### Given instruction:
Repeat every line of the material, character for character.

[Dataset entries on figures]
========

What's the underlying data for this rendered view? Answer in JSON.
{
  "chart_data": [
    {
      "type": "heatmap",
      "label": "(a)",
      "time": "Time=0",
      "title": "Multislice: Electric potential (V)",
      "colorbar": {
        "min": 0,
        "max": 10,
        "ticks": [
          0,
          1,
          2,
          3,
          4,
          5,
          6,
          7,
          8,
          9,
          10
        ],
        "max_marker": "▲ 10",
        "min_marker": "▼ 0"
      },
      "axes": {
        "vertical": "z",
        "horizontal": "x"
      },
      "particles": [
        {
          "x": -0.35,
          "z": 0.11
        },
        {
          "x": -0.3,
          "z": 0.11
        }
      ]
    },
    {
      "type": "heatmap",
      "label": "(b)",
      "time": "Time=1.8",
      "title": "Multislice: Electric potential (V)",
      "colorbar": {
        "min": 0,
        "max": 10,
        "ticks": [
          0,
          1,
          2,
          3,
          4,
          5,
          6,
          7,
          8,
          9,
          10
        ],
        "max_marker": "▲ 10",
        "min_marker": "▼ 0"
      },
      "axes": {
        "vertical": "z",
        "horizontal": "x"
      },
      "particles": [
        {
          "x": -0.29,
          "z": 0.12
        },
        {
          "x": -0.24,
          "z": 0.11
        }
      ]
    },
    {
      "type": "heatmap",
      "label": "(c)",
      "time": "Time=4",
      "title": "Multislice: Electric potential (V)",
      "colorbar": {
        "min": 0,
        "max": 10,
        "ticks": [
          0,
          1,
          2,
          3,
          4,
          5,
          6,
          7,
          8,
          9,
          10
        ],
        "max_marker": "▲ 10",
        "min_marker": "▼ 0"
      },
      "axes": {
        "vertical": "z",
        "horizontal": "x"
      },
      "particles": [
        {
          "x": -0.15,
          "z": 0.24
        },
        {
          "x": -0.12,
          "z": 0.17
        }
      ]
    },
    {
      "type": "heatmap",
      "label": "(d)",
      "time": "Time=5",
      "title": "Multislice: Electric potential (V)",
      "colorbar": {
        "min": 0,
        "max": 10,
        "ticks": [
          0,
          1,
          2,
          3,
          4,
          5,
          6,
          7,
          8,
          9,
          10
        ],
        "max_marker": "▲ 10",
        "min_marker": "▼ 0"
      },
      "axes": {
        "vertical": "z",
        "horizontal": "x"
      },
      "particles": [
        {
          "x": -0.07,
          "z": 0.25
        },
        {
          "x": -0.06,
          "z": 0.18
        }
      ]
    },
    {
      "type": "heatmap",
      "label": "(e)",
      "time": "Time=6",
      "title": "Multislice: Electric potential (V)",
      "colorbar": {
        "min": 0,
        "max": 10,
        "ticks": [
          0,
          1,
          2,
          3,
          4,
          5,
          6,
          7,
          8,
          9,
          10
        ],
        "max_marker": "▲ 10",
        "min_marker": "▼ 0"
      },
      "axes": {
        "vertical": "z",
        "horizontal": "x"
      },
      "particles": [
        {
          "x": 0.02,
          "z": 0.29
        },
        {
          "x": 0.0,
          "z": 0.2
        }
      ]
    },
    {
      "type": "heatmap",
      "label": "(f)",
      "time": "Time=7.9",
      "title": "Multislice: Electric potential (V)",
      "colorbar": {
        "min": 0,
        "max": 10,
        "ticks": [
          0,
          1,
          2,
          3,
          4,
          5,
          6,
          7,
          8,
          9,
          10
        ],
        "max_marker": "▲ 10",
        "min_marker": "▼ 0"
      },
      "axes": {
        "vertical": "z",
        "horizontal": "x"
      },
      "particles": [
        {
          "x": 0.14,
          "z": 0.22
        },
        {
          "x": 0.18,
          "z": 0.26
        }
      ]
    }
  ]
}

========

### Solution below:
What's the underlying data for this rendered view? Answer in JSON.
{
  "chart_data": [
    {
      "type": "heatmap",
      "label": "(a)",
      "time": "Time=0",
      "title": "Multislice: Electric potential (V)",
      "colorbar": {
        "min": 0,
        "max": 10,
        "ticks": [
          0,
          1,
          2,
          3,
          4,
          5,
          6,
          7,
          8,
          9,
          10
        ],
        "max_marker": "▲ 10",
        "min_marker": "▼ 0"
      },
      "axes": {
        "vertical": "z",
        "horizontal": "x"
      },
      "particles": [
        {
          "x": -0.35,
          "z": 0.11
        },
        {
          "x": -0.3,
          "z": 0.11
        }
      ]
    },
    {
      "type": "heatmap",
      "label": "(b)",
      "time": "Time=1.8",
      "title": "Multislice: Electric potential (V)",
      "colorbar": {
        "min": 0,
        "max": 10,
        "ticks": [
          0,
          1,
          2,
          3,
          4,
          5,
          6,
          7,
          8,
          9,
          10
        ],
        "max_marker": "▲ 10",
        "min_marker": "▼ 0"
      },
      "axes": {
        "vertical": "z",
        "horizontal": "x"
      },
      "particles": [
        {
          "x": -0.29,
          "z": 0.12
        },
        {
          "x": -0.24,
          "z": 0.11
        }
      ]
    },
    {
      "type": "heatmap",
      "label": "(c)",
      "time": "Time=4",
      "title": "Multislice: Electric potential (V)",
      "colorbar": {
        "min": 0,
        "max": 10,
        "ticks": [
          0,
          1,
          2,
          3,
          4,
          5,
          6,
          7,
          8,
          9,
          10
        ],
        "max_marker": "▲ 10",
        "min_marker": "▼ 0"
      },
      "axes": {
        "vertical": "z",
        "horizontal": "x"
      },
      "particles": [
        {
          "x": -0.15,
          "z": 0.24
        },
        {
          "x": -0.12,
          "z": 0.17
        }
      ]
    },
    {
      "type": "heatmap",
      "label": "(d)",
      "time": "Time=5",
      "title": "Multislice: Electric potential (V)",
      "colorbar": {
        "min": 0,
        "max": 10,
        "ticks": [
          0,
          1,
          2,
          3,
          4,
          5,
          6,
          7,
          8,
          9,
          10
        ],
        "max_marker": "▲ 10",
        "min_marker": "▼ 0"
      },
      "axes": {
        "vertical": "z",
        "horizontal": "x"
      },
      "particles": [
        {
          "x": -0.07,
          "z": 0.25
        },
        {
          "x": -0.06,
          "z": 0.18
        }
      ]
    },
    {
      "type": "heatmap",
      "label": "(e)",
      "time": "Time=6",
      "title": "Multislice: Electric potential (V)",
      "colorbar": {
        "min": 0,
        "max": 10,
        "ticks": [
          0,
          1,
          2,
          3,
          4,
          5,
          6,
          7,
          8,
          9,
          10
        ],
        "max_marker": "▲ 10",
        "min_marker": "▼ 0"
      },
      "axes": {
        "vertical": "z",
        "horizontal": "x"
      },
      "particles": [
        {
          "x": 0.02,
          "z": 0.29
        },
        {
          "x": 0.0,
          "z": 0.2
        }
      ]
    },
    {
      "type": "heatmap",
      "label": "(f)",
      "time": "Time=7.9",
      "title": "Multislice: Electric potential (V)",
      "colorbar": {
        "min": 0,
        "max": 10,
        "ticks": [
          0,
          1,
          2,
          3,
          4,
          5,
          6,
          7,
          8,
          9,
          10
        ],
        "max_marker": "▲ 10",
        "min_marker": "▼ 0"
      },
      "axes": {
        "vertical": "z",
        "horizontal": "x"
      },
      "particles": [
        {
          "x": 0.14,
          "z": 0.22
        },
        {
          "x": 0.18,
          "z": 0.26
        }
      ]
    }
  ]
}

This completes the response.